THE EXERCISE » Print out each entry below exactly, please.

┄┄┄┄┄┄┄┄┄┄

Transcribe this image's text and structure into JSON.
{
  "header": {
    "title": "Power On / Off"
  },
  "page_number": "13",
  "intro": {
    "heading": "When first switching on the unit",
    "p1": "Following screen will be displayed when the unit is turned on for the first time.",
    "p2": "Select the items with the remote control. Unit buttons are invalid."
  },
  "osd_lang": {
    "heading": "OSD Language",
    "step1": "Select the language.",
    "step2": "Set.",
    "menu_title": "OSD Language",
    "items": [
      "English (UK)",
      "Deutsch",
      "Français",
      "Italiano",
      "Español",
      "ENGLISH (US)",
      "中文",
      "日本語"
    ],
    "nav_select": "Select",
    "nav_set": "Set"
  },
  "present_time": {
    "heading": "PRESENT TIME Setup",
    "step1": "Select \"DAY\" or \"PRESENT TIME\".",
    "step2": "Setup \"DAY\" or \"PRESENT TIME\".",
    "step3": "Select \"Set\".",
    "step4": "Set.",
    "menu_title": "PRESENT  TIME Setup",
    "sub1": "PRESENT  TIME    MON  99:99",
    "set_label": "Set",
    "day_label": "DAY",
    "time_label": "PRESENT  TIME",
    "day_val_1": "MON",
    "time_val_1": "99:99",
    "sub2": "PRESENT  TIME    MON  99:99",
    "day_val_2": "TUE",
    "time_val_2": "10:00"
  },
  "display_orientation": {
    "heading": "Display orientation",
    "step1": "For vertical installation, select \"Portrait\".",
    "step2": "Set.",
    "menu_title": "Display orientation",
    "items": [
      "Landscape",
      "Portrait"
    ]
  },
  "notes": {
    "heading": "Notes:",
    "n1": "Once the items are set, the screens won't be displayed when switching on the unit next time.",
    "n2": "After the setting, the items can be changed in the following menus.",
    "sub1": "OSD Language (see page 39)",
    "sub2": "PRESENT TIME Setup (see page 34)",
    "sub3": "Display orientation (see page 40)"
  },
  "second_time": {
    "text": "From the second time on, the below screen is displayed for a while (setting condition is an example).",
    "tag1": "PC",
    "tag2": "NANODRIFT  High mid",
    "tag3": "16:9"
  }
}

┄┄┄┄┄┄┄┄┄┄

RESPONSE TO THE TASK »
Transcribe this image's text and structure into JSON.
{
  "header": {
    "title": "Power On / Off"
  },
  "page_number": "13",
  "intro": {
    "heading": "When first switching on the unit",
    "p1": "Following screen will be displayed when the unit is turned on for the first time.",
    "p2": "Select the items with the remote control. Unit buttons are invalid."
  },
  "osd_lang": {
    "heading": "OSD Language",
    "step1": "Select the language.",
    "step2": "Set.",
    "menu_title": "OSD Language",
    "items": [
      "English (UK)",
      "Deutsch",
      "Français",
      "Italiano",
      "Español",
      "ENGLISH (US)",
      "中文",
      "日本語"
    ],
    "nav_select": "Select",
    "nav_set": "Set"
  },
  "present_time": {
    "heading": "PRESENT TIME Setup",
    "step1": "Select \"DAY\" or \"PRESENT TIME\".",
    "step2": "Setup \"DAY\" or \"PRESENT TIME\".",
    "step3": "Select \"Set\".",
    "step4": "Set.",
    "menu_title": "PRESENT  TIME Setup",
    "sub1": "PRESENT  TIME    MON  99:99",
    "set_label": "Set",
    "day_label": "DAY",
    "time_label": "PRESENT  TIME",
    "day_val_1": "MON",
    "time_val_1": "99:99",
    "sub2": "PRESENT  TIME    MON  99:99",
    "day_val_2": "TUE",
    "time_val_2": "10:00"
  },
  "display_orientation": {
    "heading": "Display orientation",
    "step1": "For vertical installation, select \"Portrait\".",
    "step2": "Set.",
    "menu_title": "Display orientation",
    "items": [
      "Landscape",
      "Portrait"
    ]
  },
  "notes": {
    "heading": "Notes:",
    "n1": "Once the items are set, the screens won't be displayed when switching on the unit next time.",
    "n2": "After the setting, the items can be changed in the following menus.",
    "sub1": "OSD Language (see page 39)",
    "sub2": "PRESENT TIME Setup (see page 34)",
    "sub3": "Display orientation (see page 40)"
  },
  "second_time": {
    "text": "From the second time on, the below screen is displayed for a while (setting condition is an example).",
    "tag1": "PC",
    "tag2": "NANODRIFT  High mid",
    "tag3": "16:9"
  }
}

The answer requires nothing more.